#### Job:
Return the entries below verbatim. Pictures stay out.

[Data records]
----

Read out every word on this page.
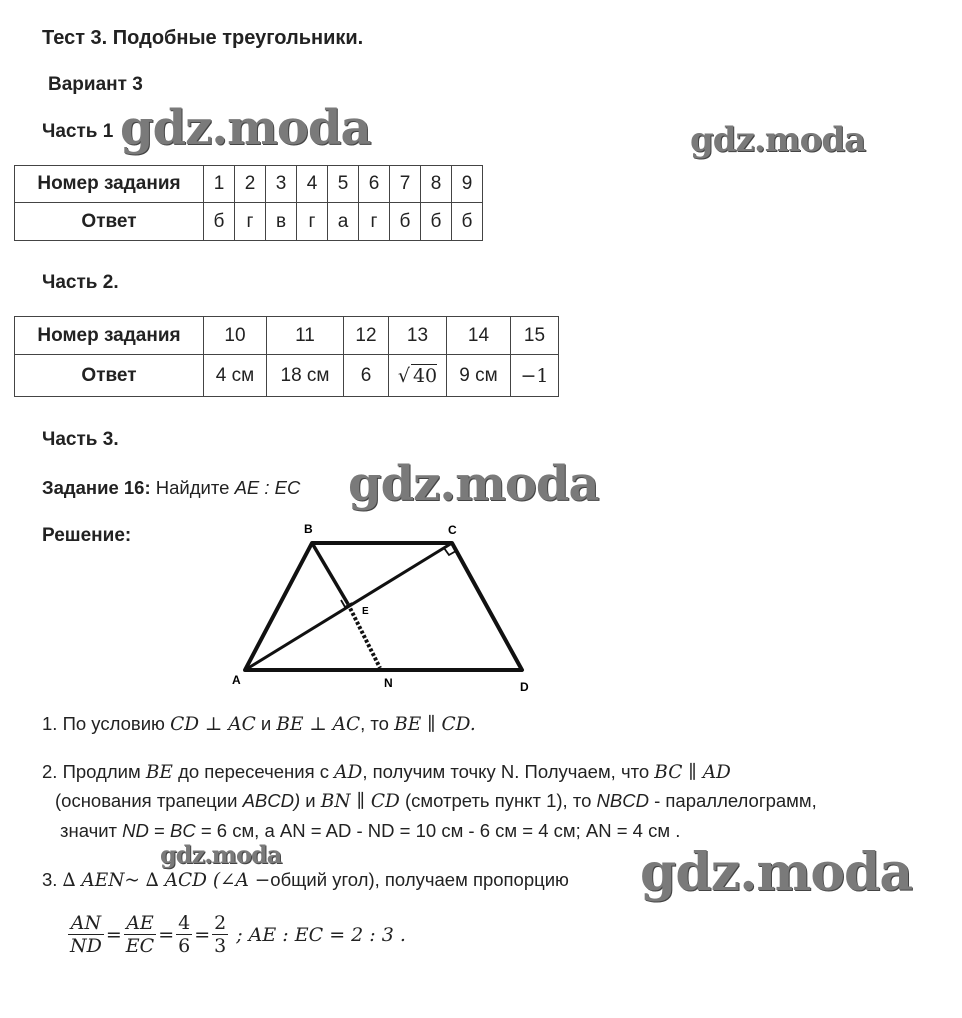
Тест 3. Подобные треугольники.
Вариант 3
Часть 1
Номер задания	1	2	3	4	5	6	7	8	9
Ответ	б	г	в	г	а	г	б	б	б
Часть 2.
Номер задания	10	11	12	13	14	15
Ответ	4 см	18 см	6	√ 40	9 см	−1
Часть 3.
Задание 16: Найдите AE : EC
Решение:	B	C
A	D
E
N
1. По условию CD ⊥ AC и BE ⊥ AC, то BE ∥ CD.
2. Продлим BE до пересечения с AD, получим точку N. Получаем, что BC ∥ AD
(основания трапеции ABCD) и BN ∥ CD (смотреть пункт 1), то NBCD - параллелограмм,
значит ND = BC = 6 см, а AN = AD - ND = 10 см - 6 см = 4 см; AN = 4 см .
3. ∆ AEN~ ∆ ACD (∠A −общий угол), получаем пропорцию
$\frac{AN}{ND} = \frac{AE}{EC} = \frac{4}{6} = \frac{2}{3}$ ; AE : EC = 2 : 3 .
gdz.moda	gdz.moda
gdz.moda
gdz.moda	gdz.moda
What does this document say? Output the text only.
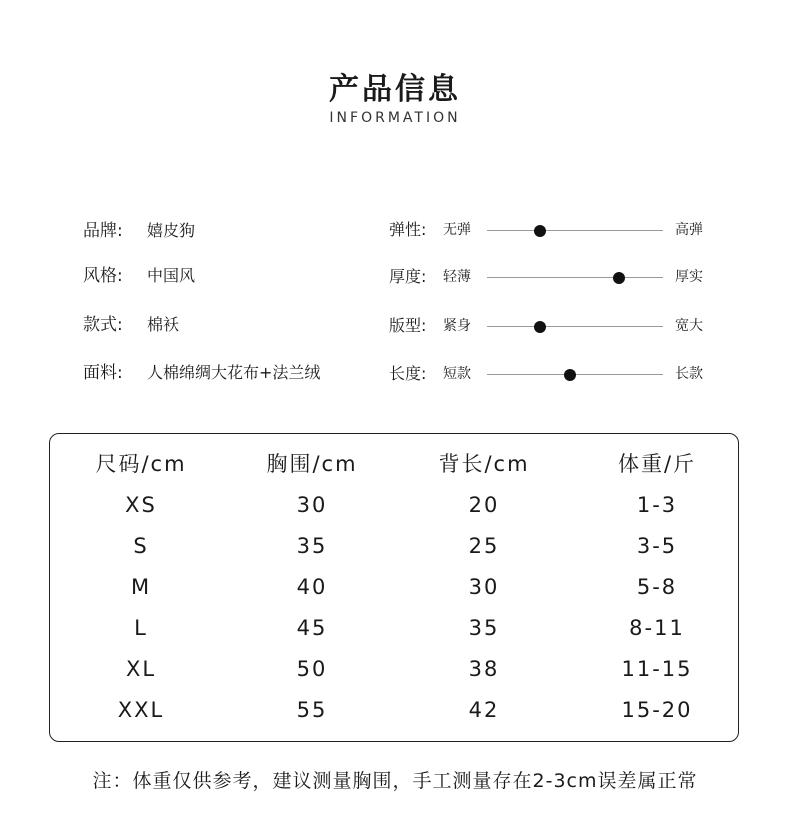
产品信息
INFORMATION
品牌: 嬉皮狗
风格: 中国风
款式: 棉袄
面料: 人棉绵绸大花布+法兰绒
弹性: 无弹	高弹
厚度: 轻薄	厚实
版型: 紧身	宽大
长度: 短款	长款
尺码/cm	胸围/cm	背长/cm	体重/斤
XS	30	20	1-3
S	35	25	3-5
M	40	30	5-8
L	45	35	8-11
XL	50	38	11-15
XXL	55	42	15-20
注：体重仅供参考，建议测量胸围，手工测量存在2-3cm误差属正常
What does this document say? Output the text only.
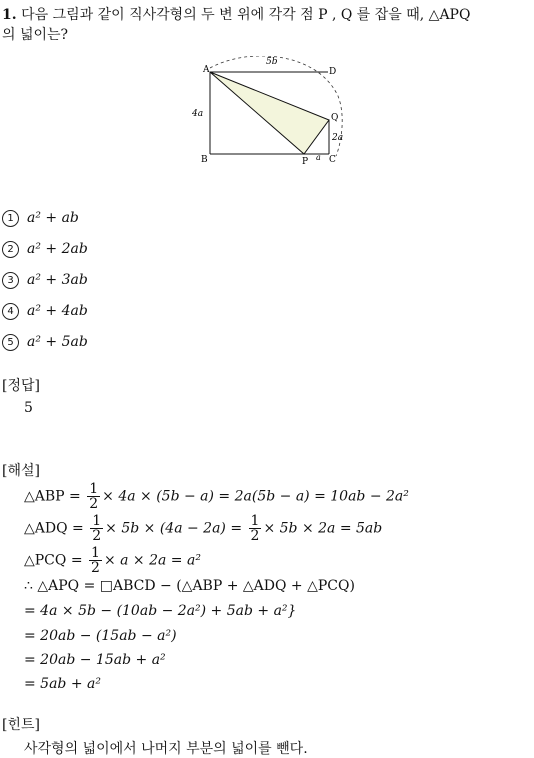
1. 다음 그림과 같이 직사각형의 두 변 위에 각각 점 P , Q 를 잡을 때, △APQ
의 넓이는?
A
B	C
D
P
Q
5b
4a
2a
a
1 a² + ab
2 a² + 2ab
3 a² + 3ab
4 a² + 4ab
5 a² + 5ab
[정답]
5
[해설]
△ABP = $\frac{1}{2} \times 4a \times (5b - a) = 2a(5b - a) = 10ab - 2a^2$
△ADQ = $\frac{1}{2} \times 5b \times (4a - 2a) = \frac{1}{2} \times 5b \times 2a = 5ab$
△PCQ = $\frac{1}{2} \times a \times 2a = a^2$
∴ △APQ = □ABCD − (△ABP + △ADQ + △PCQ)
= 4a × 5b − (10ab − 2a²) + 5ab + a²}
= 20ab − (15ab − a²)
= 20ab − 15ab + a²
= 5ab + a²
[힌트]
사각형의 넓이에서 나머지 부분의 넓이를 뺀다.
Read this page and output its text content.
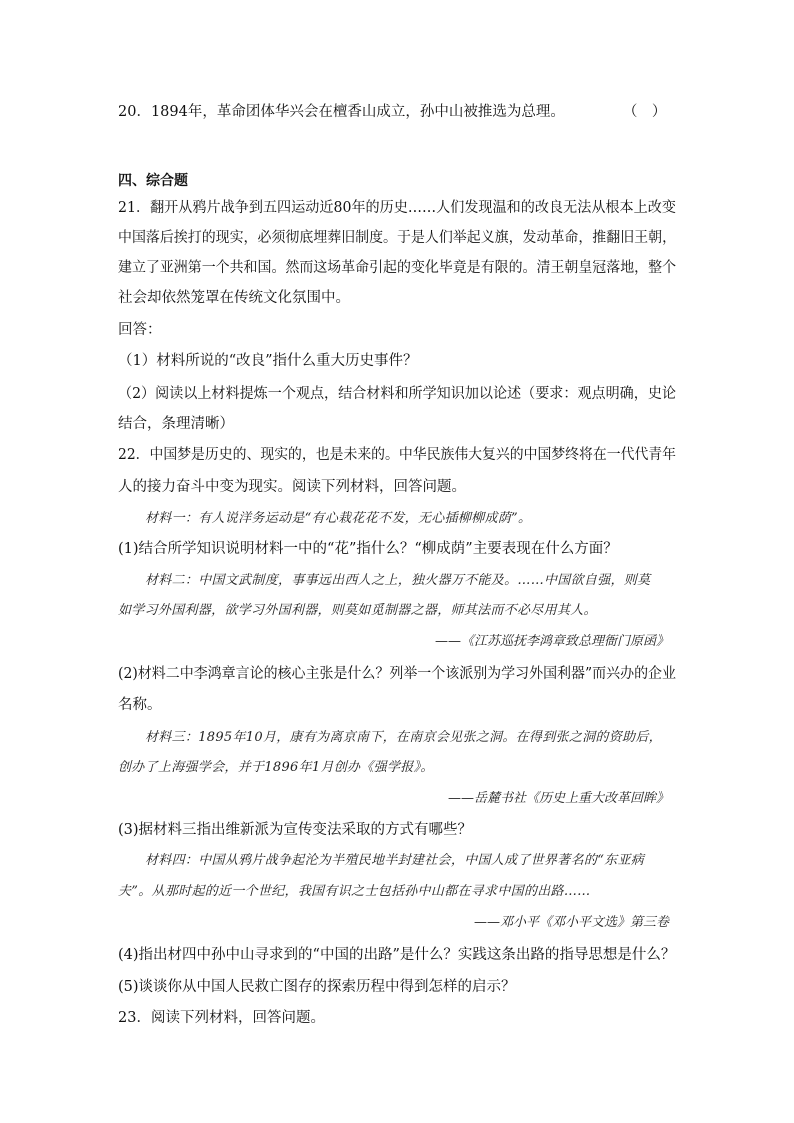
20．1894年，革命团体华兴会在檀香山成立，孙中山被推选为总理。	（　）
四、综合题
21．翻开从鸦片战争到五四运动近80年的历史……人们发现温和的改良无法从根本上改变
中国落后挨打的现实，必须彻底埋葬旧制度。于是人们举起义旗，发动革命，推翻旧王朝，
建立了亚洲第一个共和国。然而这场革命引起的变化毕竟是有限的。清王朝皇冠落地，整个
社会却依然笼罩在传统文化氛围中。
回答：
（1）材料所说的“改良”指什么重大历史事件？
（2）阅读以上材料提炼一个观点，结合材料和所学知识加以论述（要求：观点明确，史论
结合，条理清晰）
22．中国梦是历史的、现实的，也是未来的。中华民族伟大复兴的中国梦终将在一代代青年
人的接力奋斗中变为现实。阅读下列材料，回答问题。
材料一：有人说洋务运动是“有心栽花花不发，无心插柳柳成荫”。
(1)结合所学知识说明材料一中的“花”指什么？“柳成荫”主要表现在什么方面？
材料二：中国文武制度，事事远出西人之上，独火器万不能及。……中国欲自强，则莫
如学习外国利器，欲学习外国利器，则莫如觅制器之器，师其法而不必尽用其人。
——《江苏巡抚李鸿章致总理衙门原函》
(2)材料二中李鸿章言论的核心主张是什么？列举一个该派别为学习外国利器”而兴办的企业
名称。
材料三：1895年10月，康有为离京南下，在南京会见张之洞。在得到张之洞的资助后，
创办了上海强学会，并于1896年1月创办《强学报》。
——岳麓书社《历史上重大改革回眸》
(3)据材料三指出维新派为宣传变法采取的方式有哪些？
材料四：中国从鸦片战争起沦为半殖民地半封建社会，中国人成了世界著名的“东亚病
夫”。从那时起的近一个世纪，我国有识之士包括孙中山都在寻求中国的出路……
——邓小平《邓小平文选》第三卷
(4)指出材四中孙中山寻求到的“中国的出路”是什么？实践这条出路的指导思想是什么？
(5)谈谈你从中国人民救亡图存的探索历程中得到怎样的启示？
23．阅读下列材料，回答问题。
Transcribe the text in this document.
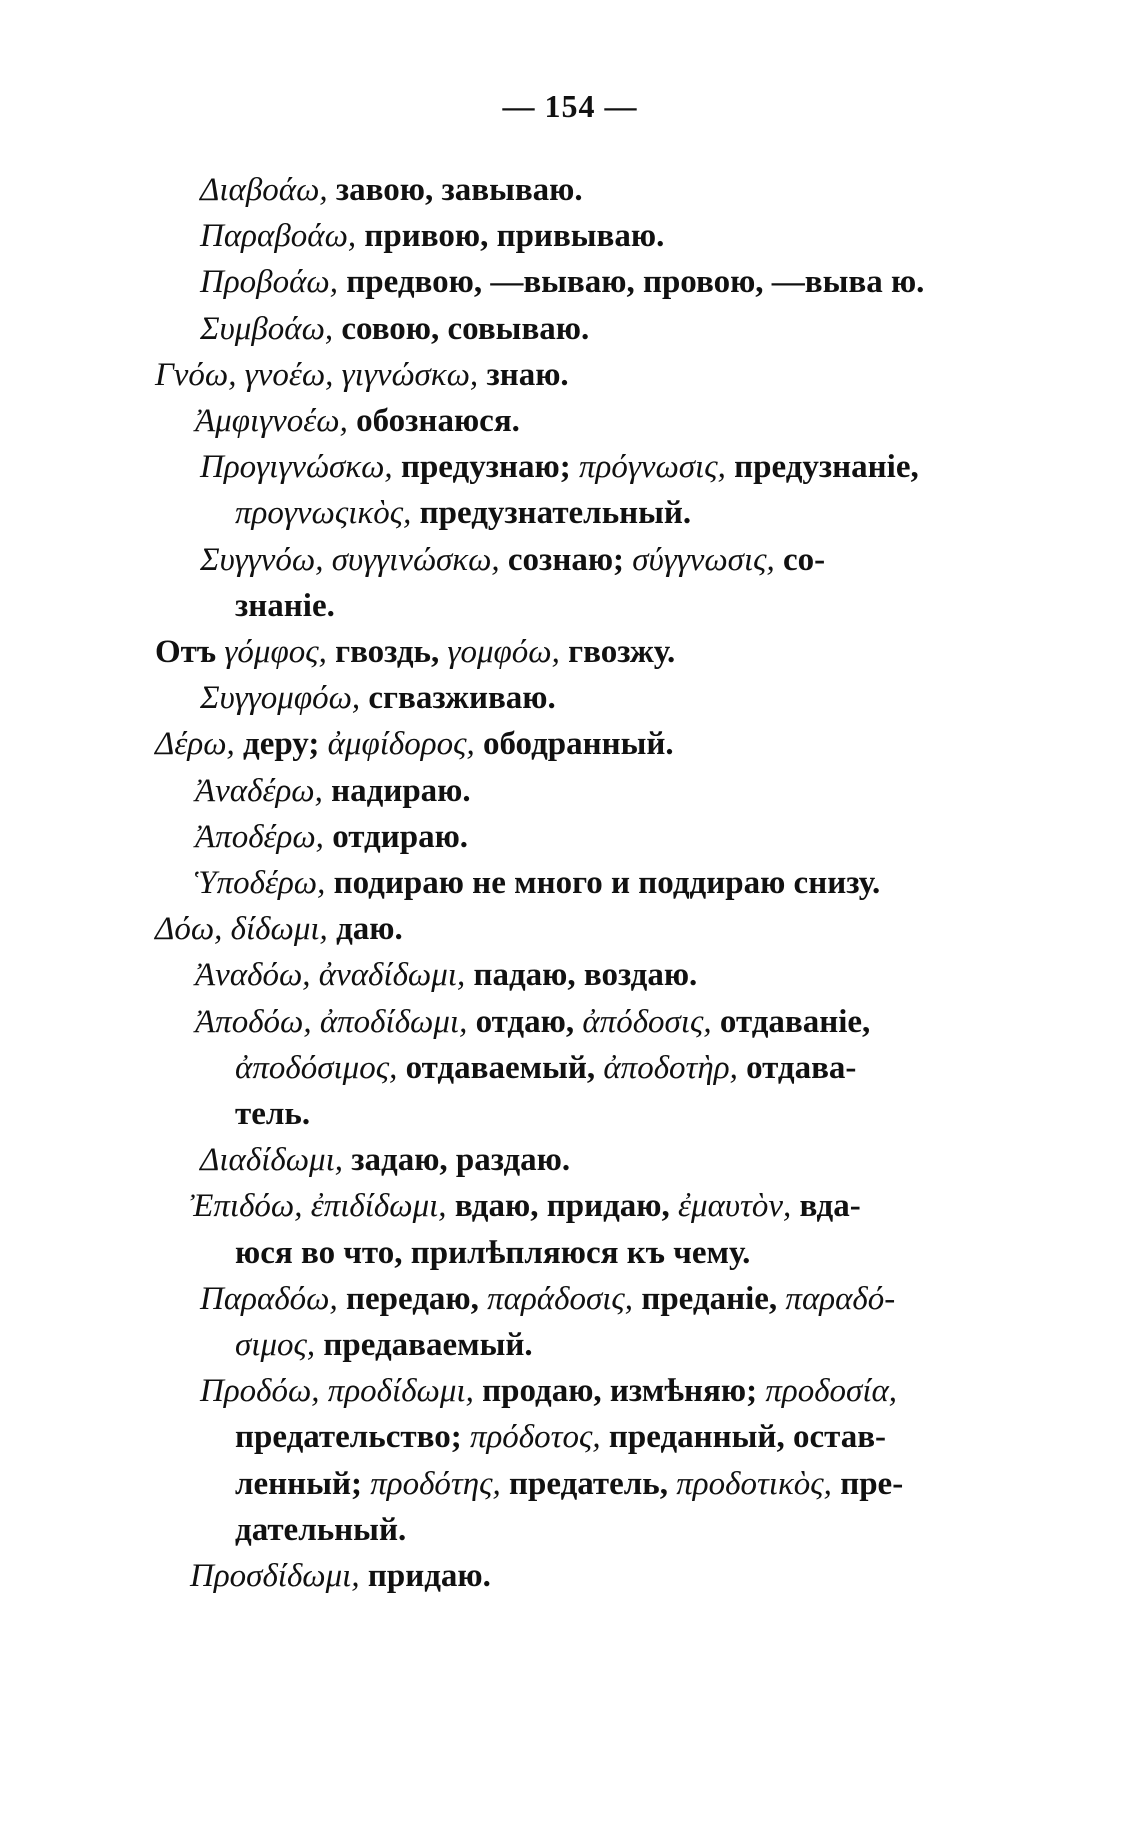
— 154 —
Διαβοάω, завою, завываю.
Παραβοάω, привою, привываю.
Προβοάω, предвою, —вываю, провою, —выва ю.
Συμβοάω, совою, совываю.
Γνόω, γνοέω, γιγνώσκω, знаю.
Ἀμφιγνοέω, обознаюся.
Προγιγνώσκω, предузнаю; πρόγνωσις, предузнаніе,
προγνωςικὸς, предузнательный.
Συγγνόω, συγγινώσκω, сознаю; σύγγνωσις, со-
знаніе.
Отъ γόμφος, гвоздь, γομφόω, гвозжу.
Συγγομφόω, сгвазживаю.
Δέρω, деру; ἀμφίδορος, ободранный.
Ἀναδέρω, надираю.
Ἀποδέρω, отдираю.
Ὑποδέρω, подираю не много и поддираю снизу.
Δόω, δίδωμι, даю.
Ἀναδόω, ἀναδίδωμι, падаю, воздаю.
Ἀποδόω, ἀποδίδωμι, отдаю, ἀπόδοσις, отдаваніе,
ἀποδόσιμος, отдаваемый, ἀποδοτὴρ, отдава-
тель.
Διαδίδωμι, задаю, раздаю.
Ἐπιδόω, ἐπιδίδωμι, вдаю, придаю, ἐμαυτὸν, вда-
юся во что, прилѣпляюся къ чему.
Παραδόω, передаю, παράδοσις, преданіе, παραδό-
σιμος, предаваемый.
Προδόω, προδίδωμι, продаю, измѣняю; προδοσία,
предательство; πρόδοτος, преданный, остав-
ленный; προδότης, предатель, προδοτικὸς, пре-
дательный.
Προσδίδωμι, придаю.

----

#### Full output:
Read out every word on this page.
Тест 3. Подобные треугольники.
Вариант 3
Часть 1
Номер задания	1	2	3	4	5	6	7	8	9
Ответ	б	г	в	г	а	г	б	б	б
Часть 2.
Номер задания	10	11	12	13	14	15
Ответ	4 см	18 см	6	√ 40	9 см	−1
Часть 3.
Задание 16: Найдите AE : EC
Решение:	B	C
A	D
E
N
1. По условию CD ⊥ AC и BE ⊥ AC, то BE ∥ CD.
2. Продлим BE до пересечения с AD, получим точку N. Получаем, что BC ∥ AD
(основания трапеции ABCD) и BN ∥ CD (смотреть пункт 1), то NBCD - параллелограмм,
значит ND = BC = 6 см, а AN = AD - ND = 10 см - 6 см = 4 см; AN = 4 см .
3. ∆ AEN~ ∆ ACD (∠A −общий угол), получаем пропорцию
$\frac{AN}{ND} = \frac{AE}{EC} = \frac{4}{6} = \frac{2}{3}$ ; AE : EC = 2 : 3 .
gdz.moda	gdz.moda
gdz.moda
gdz.moda	gdz.moda
What does this document say? Output the text only.
产品信息
INFORMATION
品牌: 嬉皮狗
风格: 中国风
款式: 棉袄
面料: 人棉绵绸大花布+法兰绒
弹性: 无弹	高弹
厚度: 轻薄	厚实
版型: 紧身	宽大
长度: 短款	长款
尺码/cm	胸围/cm	背长/cm	体重/斤
XS	30	20	1-3
S	35	25	3-5
M	40	30	5-8
L	45	35	8-11
XL	50	38	11-15
XXL	55	42	15-20
注：体重仅供参考，建议测量胸围，手工测量存在2-3cm误差属正常
What does this document say? Output the text only.
1. 다음 그림과 같이 직사각형의 두 변 위에 각각 점 P , Q 를 잡을 때, △APQ
의 넓이는?
A
B	C
D
P
Q
5b
4a
2a
a
1 a² + ab
2 a² + 2ab
3 a² + 3ab
4 a² + 4ab
5 a² + 5ab
[정답]
5
[해설]
△ABP = $\frac{1}{2} \times 4a \times (5b - a) = 2a(5b - a) = 10ab - 2a^2$
△ADQ = $\frac{1}{2} \times 5b \times (4a - 2a) = \frac{1}{2} \times 5b \times 2a = 5ab$
△PCQ = $\frac{1}{2} \times a \times 2a = a^2$
∴ △APQ = □ABCD − (△ABP + △ADQ + △PCQ)
= 4a × 5b − (10ab − 2a²) + 5ab + a²}
= 20ab − (15ab − a²)
= 20ab − 15ab + a²
= 5ab + a²
[힌트]
사각형의 넓이에서 나머지 부분의 넓이를 뺀다.
Read this page and output its text content.
20．1894年，革命团体华兴会在檀香山成立，孙中山被推选为总理。	（　）
四、综合题
21．翻开从鸦片战争到五四运动近80年的历史……人们发现温和的改良无法从根本上改变
中国落后挨打的现实，必须彻底埋葬旧制度。于是人们举起义旗，发动革命，推翻旧王朝，
建立了亚洲第一个共和国。然而这场革命引起的变化毕竟是有限的。清王朝皇冠落地，整个
社会却依然笼罩在传统文化氛围中。
回答：
（1）材料所说的“改良”指什么重大历史事件？
（2）阅读以上材料提炼一个观点，结合材料和所学知识加以论述（要求：观点明确，史论
结合，条理清晰）
22．中国梦是历史的、现实的，也是未来的。中华民族伟大复兴的中国梦终将在一代代青年
人的接力奋斗中变为现实。阅读下列材料，回答问题。
材料一：有人说洋务运动是“有心栽花花不发，无心插柳柳成荫”。
(1)结合所学知识说明材料一中的“花”指什么？“柳成荫”主要表现在什么方面？
材料二：中国文武制度，事事远出西人之上，独火器万不能及。……中国欲自强，则莫
如学习外国利器，欲学习外国利器，则莫如觅制器之器，师其法而不必尽用其人。
——《江苏巡抚李鸿章致总理衙门原函》
(2)材料二中李鸿章言论的核心主张是什么？列举一个该派别为学习外国利器”而兴办的企业
名称。
材料三：1895年10月，康有为离京南下，在南京会见张之洞。在得到张之洞的资助后，
创办了上海强学会，并于1896年1月创办《强学报》。
——岳麓书社《历史上重大改革回眸》
(3)据材料三指出维新派为宣传变法采取的方式有哪些？
材料四：中国从鸦片战争起沦为半殖民地半封建社会，中国人成了世界著名的“东亚病
夫”。从那时起的近一个世纪，我国有识之士包括孙中山都在寻求中国的出路……
——邓小平《邓小平文选》第三卷
(4)指出材四中孙中山寻求到的“中国的出路”是什么？实践这条出路的指导思想是什么？
(5)谈谈你从中国人民救亡图存的探索历程中得到怎样的启示？
23．阅读下列材料，回答问题。
Transcribe the text in this document.
— 154 —
Διαβοάω, завою, завываю.
Παραβοάω, привою, привываю.
Προβοάω, предвою, —вываю, провою, —выва ю.
Συμβοάω, совою, совываю.
Γνόω, γνοέω, γιγνώσκω, знаю.
Ἀμφιγνοέω, обознаюся.
Προγιγνώσκω, предузнаю; πρόγνωσις, предузнаніе,
προγνωςικὸς, предузнательный.
Συγγνόω, συγγινώσκω, сознаю; σύγγνωσις, со-
знаніе.
Отъ γόμφος, гвоздь, γομφόω, гвозжу.
Συγγομφόω, сгвазживаю.
Δέρω, деру; ἀμφίδορος, ободранный.
Ἀναδέρω, надираю.
Ἀποδέρω, отдираю.
Ὑποδέρω, подираю не много и поддираю снизу.
Δόω, δίδωμι, даю.
Ἀναδόω, ἀναδίδωμι, падаю, воздаю.
Ἀποδόω, ἀποδίδωμι, отдаю, ἀπόδοσις, отдаваніе,
ἀποδόσιμος, отдаваемый, ἀποδοτὴρ, отдава-
тель.
Διαδίδωμι, задаю, раздаю.
Ἐπιδόω, ἐπιδίδωμι, вдаю, придаю, ἐμαυτὸν, вда-
юся во что, прилѣпляюся къ чему.
Παραδόω, передаю, παράδοσις, преданіе, παραδό-
σιμος, предаваемый.
Προδόω, προδίδωμι, продаю, измѣняю; προδοσία,
предательство; πρόδοτος, преданный, остав-
ленный; προδότης, предатель, προδοτικὸς, пре-
дательный.
Προσδίδωμι, придаю.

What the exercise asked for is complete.